Source data
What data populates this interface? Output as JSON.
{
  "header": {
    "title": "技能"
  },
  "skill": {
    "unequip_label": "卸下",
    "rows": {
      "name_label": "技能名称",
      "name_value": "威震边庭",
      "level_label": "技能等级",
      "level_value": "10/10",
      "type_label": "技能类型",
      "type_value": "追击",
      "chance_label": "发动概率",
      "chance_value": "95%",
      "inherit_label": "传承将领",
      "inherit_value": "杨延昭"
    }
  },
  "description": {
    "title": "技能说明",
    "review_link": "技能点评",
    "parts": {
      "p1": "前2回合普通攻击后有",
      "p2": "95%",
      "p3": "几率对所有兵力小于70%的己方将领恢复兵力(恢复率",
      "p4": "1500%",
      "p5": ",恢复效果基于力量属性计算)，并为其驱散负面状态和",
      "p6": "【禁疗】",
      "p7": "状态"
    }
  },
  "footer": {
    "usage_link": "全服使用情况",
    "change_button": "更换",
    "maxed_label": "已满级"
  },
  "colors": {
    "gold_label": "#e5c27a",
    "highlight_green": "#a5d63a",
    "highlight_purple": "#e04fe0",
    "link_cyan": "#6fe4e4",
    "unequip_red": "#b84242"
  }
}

## [GIVEN PROBLEM]
Repeat the lines above exactly.

## [EXERCISE SOLUTION]
What data populates this interface? Output as JSON.
{
  "header": {
    "title": "技能"
  },
  "skill": {
    "unequip_label": "卸下",
    "rows": {
      "name_label": "技能名称",
      "name_value": "威震边庭",
      "level_label": "技能等级",
      "level_value": "10/10",
      "type_label": "技能类型",
      "type_value": "追击",
      "chance_label": "发动概率",
      "chance_value": "95%",
      "inherit_label": "传承将领",
      "inherit_value": "杨延昭"
    }
  },
  "description": {
    "title": "技能说明",
    "review_link": "技能点评",
    "parts": {
      "p1": "前2回合普通攻击后有",
      "p2": "95%",
      "p3": "几率对所有兵力小于70%的己方将领恢复兵力(恢复率",
      "p4": "1500%",
      "p5": ",恢复效果基于力量属性计算)，并为其驱散负面状态和",
      "p6": "【禁疗】",
      "p7": "状态"
    }
  },
  "footer": {
    "usage_link": "全服使用情况",
    "change_button": "更换",
    "maxed_label": "已满级"
  },
  "colors": {
    "gold_label": "#e5c27a",
    "highlight_green": "#a5d63a",
    "highlight_purple": "#e04fe0",
    "link_cyan": "#6fe4e4",
    "unequip_red": "#b84242"
  }
}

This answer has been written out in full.